WHAT IS ASKED: Provide the number of lines where the word "Best" occurs, and no other text.

[Data items]
--- Start ---

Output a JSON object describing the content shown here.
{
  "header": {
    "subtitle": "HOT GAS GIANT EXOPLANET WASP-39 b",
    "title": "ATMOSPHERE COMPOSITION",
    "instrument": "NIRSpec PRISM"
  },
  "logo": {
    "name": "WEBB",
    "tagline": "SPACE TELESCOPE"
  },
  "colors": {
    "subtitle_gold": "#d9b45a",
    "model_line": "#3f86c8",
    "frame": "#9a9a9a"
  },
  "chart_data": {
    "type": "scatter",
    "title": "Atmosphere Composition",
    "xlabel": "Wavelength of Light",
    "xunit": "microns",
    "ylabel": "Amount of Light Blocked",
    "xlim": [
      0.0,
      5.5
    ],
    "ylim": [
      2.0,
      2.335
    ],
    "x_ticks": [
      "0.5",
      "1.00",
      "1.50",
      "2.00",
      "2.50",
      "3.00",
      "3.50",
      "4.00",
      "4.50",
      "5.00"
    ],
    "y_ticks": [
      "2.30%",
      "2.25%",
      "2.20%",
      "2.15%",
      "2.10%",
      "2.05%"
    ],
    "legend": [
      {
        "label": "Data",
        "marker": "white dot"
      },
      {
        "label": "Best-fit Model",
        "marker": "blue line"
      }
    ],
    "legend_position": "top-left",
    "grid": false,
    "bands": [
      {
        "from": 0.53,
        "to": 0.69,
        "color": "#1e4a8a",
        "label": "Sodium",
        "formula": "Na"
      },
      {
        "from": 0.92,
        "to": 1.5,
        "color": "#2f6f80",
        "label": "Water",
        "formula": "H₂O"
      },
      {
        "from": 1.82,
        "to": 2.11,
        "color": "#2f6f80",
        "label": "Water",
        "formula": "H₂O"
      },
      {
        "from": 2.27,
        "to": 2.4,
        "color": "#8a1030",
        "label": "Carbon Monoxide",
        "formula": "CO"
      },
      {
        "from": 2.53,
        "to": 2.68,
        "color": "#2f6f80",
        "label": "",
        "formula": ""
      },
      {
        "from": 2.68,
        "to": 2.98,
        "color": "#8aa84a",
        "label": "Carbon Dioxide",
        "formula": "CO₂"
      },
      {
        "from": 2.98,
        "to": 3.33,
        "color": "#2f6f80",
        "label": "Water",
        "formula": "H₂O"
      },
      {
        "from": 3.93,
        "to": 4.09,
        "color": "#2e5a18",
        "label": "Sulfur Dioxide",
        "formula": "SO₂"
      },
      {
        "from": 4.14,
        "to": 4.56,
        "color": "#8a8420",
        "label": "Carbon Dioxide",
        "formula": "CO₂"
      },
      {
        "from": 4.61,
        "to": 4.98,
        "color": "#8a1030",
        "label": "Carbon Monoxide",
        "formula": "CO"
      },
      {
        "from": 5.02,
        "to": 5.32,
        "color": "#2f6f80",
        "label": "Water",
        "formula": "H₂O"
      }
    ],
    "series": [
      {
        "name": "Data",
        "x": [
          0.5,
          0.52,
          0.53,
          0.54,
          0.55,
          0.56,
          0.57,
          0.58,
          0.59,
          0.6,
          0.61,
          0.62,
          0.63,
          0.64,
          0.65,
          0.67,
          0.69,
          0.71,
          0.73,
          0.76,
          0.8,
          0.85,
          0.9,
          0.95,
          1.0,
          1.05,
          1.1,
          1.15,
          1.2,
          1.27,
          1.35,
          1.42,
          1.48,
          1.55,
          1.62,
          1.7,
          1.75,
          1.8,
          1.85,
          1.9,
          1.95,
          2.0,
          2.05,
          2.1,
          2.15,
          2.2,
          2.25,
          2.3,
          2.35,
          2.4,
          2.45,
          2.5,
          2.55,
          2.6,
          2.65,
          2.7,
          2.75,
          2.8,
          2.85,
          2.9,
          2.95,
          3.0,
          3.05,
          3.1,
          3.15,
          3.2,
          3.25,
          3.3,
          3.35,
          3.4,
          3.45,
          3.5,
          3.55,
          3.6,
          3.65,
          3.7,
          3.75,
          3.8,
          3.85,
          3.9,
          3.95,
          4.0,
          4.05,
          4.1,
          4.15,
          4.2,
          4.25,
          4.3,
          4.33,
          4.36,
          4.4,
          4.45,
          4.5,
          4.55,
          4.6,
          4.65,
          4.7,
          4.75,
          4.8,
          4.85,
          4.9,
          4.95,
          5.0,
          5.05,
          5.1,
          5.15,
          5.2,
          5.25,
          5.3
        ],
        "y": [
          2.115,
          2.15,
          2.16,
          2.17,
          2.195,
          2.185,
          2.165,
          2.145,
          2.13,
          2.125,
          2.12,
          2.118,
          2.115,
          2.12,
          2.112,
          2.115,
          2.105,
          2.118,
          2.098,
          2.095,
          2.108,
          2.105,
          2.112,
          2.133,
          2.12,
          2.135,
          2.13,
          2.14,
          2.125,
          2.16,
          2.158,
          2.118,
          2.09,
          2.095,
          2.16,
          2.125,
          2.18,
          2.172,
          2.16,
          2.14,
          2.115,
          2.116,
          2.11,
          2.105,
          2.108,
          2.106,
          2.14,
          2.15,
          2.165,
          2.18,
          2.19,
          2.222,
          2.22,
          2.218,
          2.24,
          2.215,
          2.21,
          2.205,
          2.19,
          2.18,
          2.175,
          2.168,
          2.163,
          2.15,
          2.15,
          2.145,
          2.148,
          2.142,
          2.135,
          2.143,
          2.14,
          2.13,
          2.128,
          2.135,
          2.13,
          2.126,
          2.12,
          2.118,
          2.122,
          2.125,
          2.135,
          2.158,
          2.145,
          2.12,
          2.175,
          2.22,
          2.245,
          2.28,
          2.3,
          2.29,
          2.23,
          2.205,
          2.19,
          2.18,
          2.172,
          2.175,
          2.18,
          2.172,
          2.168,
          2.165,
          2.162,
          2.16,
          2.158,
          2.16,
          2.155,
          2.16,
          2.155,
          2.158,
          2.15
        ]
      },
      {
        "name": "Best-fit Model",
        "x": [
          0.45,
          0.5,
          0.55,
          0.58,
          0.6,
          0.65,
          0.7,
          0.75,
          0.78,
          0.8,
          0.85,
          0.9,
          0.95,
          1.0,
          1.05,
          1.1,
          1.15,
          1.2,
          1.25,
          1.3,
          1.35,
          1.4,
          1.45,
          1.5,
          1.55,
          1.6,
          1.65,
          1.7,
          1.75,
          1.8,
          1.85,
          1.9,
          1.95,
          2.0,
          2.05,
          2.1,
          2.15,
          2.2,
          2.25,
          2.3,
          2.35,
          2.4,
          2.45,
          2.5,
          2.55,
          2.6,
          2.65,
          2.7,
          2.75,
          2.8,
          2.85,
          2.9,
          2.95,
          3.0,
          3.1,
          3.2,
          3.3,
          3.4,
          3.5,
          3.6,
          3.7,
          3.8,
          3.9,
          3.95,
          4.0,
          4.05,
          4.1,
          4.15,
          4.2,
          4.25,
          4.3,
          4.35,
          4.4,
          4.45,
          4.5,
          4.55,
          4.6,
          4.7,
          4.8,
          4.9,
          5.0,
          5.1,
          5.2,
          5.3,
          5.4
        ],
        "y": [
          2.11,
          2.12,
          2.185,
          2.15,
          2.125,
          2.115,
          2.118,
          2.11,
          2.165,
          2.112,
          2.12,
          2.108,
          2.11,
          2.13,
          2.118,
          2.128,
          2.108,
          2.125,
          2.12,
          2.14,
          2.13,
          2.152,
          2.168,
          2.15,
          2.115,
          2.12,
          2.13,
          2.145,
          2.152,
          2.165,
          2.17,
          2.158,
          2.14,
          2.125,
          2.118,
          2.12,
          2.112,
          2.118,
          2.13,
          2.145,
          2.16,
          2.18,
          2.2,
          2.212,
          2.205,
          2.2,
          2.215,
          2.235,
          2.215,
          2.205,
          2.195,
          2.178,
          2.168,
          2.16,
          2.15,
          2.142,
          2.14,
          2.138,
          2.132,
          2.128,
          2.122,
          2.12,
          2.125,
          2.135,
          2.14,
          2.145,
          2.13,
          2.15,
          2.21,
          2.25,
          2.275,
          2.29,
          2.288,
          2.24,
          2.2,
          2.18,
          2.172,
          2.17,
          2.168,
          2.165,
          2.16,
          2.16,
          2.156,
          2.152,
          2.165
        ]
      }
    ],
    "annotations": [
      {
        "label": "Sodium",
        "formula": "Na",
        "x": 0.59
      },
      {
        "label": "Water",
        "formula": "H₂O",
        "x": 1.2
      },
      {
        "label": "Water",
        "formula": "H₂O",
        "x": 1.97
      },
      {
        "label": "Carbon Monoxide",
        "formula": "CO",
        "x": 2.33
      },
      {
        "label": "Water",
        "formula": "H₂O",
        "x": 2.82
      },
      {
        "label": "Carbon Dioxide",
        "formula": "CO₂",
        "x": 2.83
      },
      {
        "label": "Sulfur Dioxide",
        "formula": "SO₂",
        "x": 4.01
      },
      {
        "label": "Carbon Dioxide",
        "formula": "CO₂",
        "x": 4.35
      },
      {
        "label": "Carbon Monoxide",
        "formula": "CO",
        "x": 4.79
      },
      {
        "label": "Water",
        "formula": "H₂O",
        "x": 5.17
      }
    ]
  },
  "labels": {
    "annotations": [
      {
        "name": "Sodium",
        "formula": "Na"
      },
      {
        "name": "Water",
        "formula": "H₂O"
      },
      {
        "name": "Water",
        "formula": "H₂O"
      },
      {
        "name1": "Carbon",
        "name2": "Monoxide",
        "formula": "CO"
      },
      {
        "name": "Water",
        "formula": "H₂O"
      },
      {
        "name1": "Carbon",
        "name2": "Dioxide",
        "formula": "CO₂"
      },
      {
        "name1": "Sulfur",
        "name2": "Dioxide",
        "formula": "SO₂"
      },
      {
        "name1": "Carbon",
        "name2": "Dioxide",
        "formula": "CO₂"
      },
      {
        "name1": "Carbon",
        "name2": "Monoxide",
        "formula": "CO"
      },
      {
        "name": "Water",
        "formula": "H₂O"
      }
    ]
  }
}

--- End ---

SOLUTION TO THIS TASK: 2